** Begin Excerpted data **

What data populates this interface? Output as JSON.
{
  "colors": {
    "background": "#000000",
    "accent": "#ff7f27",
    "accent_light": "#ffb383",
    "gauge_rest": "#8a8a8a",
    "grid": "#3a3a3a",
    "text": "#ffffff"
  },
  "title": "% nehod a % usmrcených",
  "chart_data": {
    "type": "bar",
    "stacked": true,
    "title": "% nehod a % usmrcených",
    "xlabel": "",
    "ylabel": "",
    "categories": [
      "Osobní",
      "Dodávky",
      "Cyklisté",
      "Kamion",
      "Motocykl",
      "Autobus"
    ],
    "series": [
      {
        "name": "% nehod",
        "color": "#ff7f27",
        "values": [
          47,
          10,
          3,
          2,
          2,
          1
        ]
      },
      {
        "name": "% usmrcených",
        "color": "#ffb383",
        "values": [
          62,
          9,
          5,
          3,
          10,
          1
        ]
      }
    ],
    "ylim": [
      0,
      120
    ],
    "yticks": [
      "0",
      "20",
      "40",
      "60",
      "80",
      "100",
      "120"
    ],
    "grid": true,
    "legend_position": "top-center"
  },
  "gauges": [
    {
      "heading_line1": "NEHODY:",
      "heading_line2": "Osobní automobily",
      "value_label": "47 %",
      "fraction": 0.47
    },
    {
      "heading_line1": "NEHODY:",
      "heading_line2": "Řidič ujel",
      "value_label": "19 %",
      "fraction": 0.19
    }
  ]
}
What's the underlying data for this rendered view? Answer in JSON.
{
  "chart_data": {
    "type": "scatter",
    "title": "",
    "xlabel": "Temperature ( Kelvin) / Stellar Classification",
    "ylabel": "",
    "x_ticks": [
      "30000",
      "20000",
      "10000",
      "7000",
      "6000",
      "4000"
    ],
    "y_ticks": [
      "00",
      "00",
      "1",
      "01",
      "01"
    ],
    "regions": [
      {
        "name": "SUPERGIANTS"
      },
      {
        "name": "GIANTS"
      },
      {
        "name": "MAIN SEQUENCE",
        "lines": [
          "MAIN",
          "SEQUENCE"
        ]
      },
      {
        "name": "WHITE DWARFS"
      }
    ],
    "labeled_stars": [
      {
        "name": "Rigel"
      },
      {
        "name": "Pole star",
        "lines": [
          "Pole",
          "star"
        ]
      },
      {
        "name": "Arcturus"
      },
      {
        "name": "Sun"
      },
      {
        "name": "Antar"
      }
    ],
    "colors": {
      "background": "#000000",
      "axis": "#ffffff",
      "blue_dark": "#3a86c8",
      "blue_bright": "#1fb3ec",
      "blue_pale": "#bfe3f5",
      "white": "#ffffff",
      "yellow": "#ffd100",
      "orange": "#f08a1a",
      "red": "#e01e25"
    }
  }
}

** End Excerpted data **

» **Requirement**:
Using the data above, reproduce every line exactly.

» **Completed exercise**:
What data populates this interface? Output as JSON.
{
  "colors": {
    "background": "#000000",
    "accent": "#ff7f27",
    "accent_light": "#ffb383",
    "gauge_rest": "#8a8a8a",
    "grid": "#3a3a3a",
    "text": "#ffffff"
  },
  "title": "% nehod a % usmrcených",
  "chart_data": {
    "type": "bar",
    "stacked": true,
    "title": "% nehod a % usmrcených",
    "xlabel": "",
    "ylabel": "",
    "categories": [
      "Osobní",
      "Dodávky",
      "Cyklisté",
      "Kamion",
      "Motocykl",
      "Autobus"
    ],
    "series": [
      {
        "name": "% nehod",
        "color": "#ff7f27",
        "values": [
          47,
          10,
          3,
          2,
          2,
          1
        ]
      },
      {
        "name": "% usmrcených",
        "color": "#ffb383",
        "values": [
          62,
          9,
          5,
          3,
          10,
          1
        ]
      }
    ],
    "ylim": [
      0,
      120
    ],
    "yticks": [
      "0",
      "20",
      "40",
      "60",
      "80",
      "100",
      "120"
    ],
    "grid": true,
    "legend_position": "top-center"
  },
  "gauges": [
    {
      "heading_line1": "NEHODY:",
      "heading_line2": "Osobní automobily",
      "value_label": "47 %",
      "fraction": 0.47
    },
    {
      "heading_line1": "NEHODY:",
      "heading_line2": "Řidič ujel",
      "value_label": "19 %",
      "fraction": 0.19
    }
  ]
}
What's the underlying data for this rendered view? Answer in JSON.
{
  "chart_data": {
    "type": "scatter",
    "title": "",
    "xlabel": "Temperature ( Kelvin) / Stellar Classification",
    "ylabel": "",
    "x_ticks": [
      "30000",
      "20000",
      "10000",
      "7000",
      "6000",
      "4000"
    ],
    "y_ticks": [
      "00",
      "00",
      "1",
      "01",
      "01"
    ],
    "regions": [
      {
        "name": "SUPERGIANTS"
      },
      {
        "name": "GIANTS"
      },
      {
        "name": "MAIN SEQUENCE",
        "lines": [
          "MAIN",
          "SEQUENCE"
        ]
      },
      {
        "name": "WHITE DWARFS"
      }
    ],
    "labeled_stars": [
      {
        "name": "Rigel"
      },
      {
        "name": "Pole star",
        "lines": [
          "Pole",
          "star"
        ]
      },
      {
        "name": "Arcturus"
      },
      {
        "name": "Sun"
      },
      {
        "name": "Antar"
      }
    ],
    "colors": {
      "background": "#000000",
      "axis": "#ffffff",
      "blue_dark": "#3a86c8",
      "blue_bright": "#1fb3ec",
      "blue_pale": "#bfe3f5",
      "white": "#ffffff",
      "yellow": "#ffd100",
      "orange": "#f08a1a",
      "red": "#e01e25"
    }
  }
}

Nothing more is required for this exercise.